SET PROBLEM:
Write out every line below that includes the word "Happens".

━━ DATA LISTING

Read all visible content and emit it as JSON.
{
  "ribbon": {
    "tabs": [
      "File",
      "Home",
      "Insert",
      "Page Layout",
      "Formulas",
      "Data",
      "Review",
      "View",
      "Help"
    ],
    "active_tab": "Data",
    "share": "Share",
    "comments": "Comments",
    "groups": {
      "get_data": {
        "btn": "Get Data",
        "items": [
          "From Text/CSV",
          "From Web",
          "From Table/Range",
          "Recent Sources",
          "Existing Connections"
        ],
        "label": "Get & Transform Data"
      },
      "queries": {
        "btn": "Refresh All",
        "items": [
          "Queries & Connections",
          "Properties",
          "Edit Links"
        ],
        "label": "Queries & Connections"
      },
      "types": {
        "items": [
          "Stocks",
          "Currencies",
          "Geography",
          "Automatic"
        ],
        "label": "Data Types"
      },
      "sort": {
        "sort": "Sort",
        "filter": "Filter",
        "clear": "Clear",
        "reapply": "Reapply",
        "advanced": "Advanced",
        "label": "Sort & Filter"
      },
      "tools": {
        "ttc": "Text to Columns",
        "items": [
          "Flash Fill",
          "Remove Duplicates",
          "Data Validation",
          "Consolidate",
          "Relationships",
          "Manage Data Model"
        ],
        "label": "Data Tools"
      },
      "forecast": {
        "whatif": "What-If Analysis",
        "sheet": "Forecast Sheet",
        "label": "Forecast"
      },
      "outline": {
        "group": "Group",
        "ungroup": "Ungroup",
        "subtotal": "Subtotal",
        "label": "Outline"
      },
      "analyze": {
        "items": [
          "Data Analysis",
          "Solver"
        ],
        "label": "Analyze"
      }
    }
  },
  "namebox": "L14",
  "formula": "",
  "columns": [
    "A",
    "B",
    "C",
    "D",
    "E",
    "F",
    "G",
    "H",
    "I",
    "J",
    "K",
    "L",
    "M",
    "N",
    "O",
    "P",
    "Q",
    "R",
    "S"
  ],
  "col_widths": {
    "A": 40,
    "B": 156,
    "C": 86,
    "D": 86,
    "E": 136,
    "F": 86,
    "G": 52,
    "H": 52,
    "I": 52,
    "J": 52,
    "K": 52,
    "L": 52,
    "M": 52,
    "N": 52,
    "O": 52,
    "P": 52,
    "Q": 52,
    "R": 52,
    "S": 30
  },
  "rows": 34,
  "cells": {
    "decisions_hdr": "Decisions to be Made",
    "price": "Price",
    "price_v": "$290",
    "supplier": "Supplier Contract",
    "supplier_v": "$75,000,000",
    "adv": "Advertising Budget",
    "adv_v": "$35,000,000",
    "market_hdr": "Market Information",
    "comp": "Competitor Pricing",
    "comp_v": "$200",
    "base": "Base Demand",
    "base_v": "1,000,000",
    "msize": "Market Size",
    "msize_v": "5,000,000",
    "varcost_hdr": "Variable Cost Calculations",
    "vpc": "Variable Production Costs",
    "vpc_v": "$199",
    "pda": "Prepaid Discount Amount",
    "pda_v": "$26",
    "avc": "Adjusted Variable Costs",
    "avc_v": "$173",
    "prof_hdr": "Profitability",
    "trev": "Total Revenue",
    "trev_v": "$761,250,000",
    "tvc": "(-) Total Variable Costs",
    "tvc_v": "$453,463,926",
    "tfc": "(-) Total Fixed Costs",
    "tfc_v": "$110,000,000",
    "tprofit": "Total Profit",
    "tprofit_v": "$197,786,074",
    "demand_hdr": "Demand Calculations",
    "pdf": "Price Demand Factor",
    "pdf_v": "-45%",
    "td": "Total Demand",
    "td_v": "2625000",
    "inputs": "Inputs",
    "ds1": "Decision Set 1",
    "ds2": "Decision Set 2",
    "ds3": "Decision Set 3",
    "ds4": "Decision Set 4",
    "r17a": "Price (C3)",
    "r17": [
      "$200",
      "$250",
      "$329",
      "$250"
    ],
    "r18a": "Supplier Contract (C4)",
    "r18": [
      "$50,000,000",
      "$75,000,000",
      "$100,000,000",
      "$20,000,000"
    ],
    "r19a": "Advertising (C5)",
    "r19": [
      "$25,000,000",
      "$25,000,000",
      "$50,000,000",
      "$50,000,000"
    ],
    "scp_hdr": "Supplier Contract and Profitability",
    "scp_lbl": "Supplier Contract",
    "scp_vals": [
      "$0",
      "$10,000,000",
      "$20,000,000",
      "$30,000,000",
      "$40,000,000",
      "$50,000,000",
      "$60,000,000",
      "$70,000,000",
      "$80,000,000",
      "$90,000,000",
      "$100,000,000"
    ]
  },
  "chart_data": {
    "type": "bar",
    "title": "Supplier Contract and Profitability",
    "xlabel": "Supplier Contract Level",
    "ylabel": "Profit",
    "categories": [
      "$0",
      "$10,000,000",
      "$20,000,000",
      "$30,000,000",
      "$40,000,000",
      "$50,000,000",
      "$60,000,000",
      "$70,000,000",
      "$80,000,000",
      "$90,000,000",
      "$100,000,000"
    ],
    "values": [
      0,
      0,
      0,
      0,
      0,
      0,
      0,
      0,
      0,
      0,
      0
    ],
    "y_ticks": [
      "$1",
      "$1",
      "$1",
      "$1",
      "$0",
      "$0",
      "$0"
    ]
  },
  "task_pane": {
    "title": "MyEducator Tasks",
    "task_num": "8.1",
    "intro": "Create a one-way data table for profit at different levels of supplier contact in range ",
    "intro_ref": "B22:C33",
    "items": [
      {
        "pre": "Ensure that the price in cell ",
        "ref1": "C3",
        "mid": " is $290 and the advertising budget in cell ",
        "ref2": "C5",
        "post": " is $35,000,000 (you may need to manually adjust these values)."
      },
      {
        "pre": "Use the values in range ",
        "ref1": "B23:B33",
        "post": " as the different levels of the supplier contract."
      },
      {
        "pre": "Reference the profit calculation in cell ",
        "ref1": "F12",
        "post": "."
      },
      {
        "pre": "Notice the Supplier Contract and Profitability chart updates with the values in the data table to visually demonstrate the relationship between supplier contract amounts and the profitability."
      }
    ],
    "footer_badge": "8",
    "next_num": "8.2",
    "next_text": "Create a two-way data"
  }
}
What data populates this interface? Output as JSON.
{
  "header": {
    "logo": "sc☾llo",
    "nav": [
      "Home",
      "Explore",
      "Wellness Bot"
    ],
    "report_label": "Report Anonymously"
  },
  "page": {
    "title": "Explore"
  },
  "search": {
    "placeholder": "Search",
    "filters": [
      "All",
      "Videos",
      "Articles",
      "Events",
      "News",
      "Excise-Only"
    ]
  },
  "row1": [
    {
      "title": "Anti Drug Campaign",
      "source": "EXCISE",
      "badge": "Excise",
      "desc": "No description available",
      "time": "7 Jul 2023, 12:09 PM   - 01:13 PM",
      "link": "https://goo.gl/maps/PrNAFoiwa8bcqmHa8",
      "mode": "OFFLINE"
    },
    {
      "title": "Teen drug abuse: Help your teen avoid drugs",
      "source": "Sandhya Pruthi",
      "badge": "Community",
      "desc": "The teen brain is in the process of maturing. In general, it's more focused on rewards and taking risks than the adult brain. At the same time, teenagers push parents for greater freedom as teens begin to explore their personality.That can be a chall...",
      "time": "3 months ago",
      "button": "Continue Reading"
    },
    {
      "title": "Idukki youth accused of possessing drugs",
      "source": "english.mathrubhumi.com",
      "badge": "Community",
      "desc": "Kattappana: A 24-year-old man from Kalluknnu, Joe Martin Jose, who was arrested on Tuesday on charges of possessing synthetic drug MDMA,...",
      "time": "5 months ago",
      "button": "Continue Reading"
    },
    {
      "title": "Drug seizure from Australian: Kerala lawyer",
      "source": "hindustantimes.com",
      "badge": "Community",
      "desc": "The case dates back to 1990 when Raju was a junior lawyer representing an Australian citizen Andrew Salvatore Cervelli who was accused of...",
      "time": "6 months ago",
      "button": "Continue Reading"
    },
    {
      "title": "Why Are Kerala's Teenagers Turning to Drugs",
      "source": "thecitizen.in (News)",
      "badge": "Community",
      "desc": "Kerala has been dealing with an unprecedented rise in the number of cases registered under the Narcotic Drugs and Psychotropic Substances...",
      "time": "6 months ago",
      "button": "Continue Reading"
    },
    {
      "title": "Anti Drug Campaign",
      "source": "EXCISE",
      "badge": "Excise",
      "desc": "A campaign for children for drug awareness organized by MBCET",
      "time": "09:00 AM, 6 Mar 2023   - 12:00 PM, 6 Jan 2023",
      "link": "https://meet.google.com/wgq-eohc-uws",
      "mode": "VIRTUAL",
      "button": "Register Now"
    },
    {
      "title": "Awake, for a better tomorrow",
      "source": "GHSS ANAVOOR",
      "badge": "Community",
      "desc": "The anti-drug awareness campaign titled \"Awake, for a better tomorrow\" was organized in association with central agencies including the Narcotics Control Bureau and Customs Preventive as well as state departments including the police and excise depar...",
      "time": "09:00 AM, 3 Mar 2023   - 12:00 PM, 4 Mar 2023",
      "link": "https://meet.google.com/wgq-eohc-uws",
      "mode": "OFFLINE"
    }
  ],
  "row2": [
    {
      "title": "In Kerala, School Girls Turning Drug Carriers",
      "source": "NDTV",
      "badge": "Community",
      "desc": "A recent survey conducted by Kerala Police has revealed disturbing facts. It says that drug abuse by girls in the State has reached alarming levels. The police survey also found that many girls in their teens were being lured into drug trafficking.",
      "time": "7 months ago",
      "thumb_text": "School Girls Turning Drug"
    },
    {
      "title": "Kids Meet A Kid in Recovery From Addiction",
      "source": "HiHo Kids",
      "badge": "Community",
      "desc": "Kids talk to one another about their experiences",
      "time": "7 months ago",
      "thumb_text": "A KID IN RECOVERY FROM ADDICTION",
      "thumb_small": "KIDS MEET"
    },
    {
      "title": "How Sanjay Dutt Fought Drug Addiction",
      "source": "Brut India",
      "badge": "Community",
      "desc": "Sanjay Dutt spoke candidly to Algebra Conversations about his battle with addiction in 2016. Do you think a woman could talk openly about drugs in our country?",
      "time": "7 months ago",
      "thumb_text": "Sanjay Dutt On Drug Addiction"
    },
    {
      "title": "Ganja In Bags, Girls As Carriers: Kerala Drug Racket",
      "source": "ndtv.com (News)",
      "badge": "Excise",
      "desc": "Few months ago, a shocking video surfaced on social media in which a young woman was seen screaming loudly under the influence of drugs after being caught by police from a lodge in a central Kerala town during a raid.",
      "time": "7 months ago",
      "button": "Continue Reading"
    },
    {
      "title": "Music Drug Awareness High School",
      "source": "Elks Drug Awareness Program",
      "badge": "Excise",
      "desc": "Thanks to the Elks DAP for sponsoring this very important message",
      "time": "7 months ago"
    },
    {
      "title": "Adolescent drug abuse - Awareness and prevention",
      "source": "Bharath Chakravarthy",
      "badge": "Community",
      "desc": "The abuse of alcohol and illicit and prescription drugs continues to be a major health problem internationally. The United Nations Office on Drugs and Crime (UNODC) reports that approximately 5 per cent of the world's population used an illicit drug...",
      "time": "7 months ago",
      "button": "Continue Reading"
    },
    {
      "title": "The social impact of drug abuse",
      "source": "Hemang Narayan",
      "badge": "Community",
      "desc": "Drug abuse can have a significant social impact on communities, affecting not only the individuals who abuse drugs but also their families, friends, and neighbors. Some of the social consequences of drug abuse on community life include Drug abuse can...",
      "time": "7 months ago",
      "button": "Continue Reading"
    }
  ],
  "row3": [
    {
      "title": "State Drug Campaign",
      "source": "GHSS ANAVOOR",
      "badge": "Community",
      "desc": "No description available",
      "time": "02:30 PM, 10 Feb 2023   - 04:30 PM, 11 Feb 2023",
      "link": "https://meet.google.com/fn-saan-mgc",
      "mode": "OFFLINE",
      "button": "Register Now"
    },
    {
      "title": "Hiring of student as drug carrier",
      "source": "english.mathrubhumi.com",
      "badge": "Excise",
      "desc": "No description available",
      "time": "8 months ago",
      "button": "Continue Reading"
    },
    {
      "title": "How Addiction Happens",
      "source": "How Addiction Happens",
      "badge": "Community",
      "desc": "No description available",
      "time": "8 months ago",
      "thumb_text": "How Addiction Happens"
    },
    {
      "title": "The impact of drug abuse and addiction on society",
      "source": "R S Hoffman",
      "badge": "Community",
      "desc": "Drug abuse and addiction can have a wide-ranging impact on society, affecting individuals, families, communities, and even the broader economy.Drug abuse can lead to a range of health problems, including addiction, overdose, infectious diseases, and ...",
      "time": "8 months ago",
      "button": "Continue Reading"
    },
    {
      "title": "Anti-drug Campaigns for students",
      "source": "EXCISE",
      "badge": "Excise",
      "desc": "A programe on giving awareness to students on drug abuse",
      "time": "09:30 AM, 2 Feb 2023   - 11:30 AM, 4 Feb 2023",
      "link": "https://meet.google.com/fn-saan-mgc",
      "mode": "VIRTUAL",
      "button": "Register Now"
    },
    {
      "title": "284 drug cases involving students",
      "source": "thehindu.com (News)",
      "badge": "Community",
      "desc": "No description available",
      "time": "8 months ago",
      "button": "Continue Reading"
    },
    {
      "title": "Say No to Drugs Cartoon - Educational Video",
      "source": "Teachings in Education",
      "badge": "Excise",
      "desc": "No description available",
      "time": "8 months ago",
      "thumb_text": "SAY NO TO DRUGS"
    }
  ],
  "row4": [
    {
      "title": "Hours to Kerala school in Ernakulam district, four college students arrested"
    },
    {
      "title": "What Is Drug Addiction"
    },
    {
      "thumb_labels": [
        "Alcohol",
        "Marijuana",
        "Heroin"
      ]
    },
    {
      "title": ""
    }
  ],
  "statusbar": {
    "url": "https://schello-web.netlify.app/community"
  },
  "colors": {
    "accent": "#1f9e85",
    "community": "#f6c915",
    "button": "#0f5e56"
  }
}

━━━━

ANSWER FOR THIS EXERCISE:
      "title": "How Addiction Happens",
      "source": "How Addiction Happens",
      "thumb_text": "How Addiction Happens"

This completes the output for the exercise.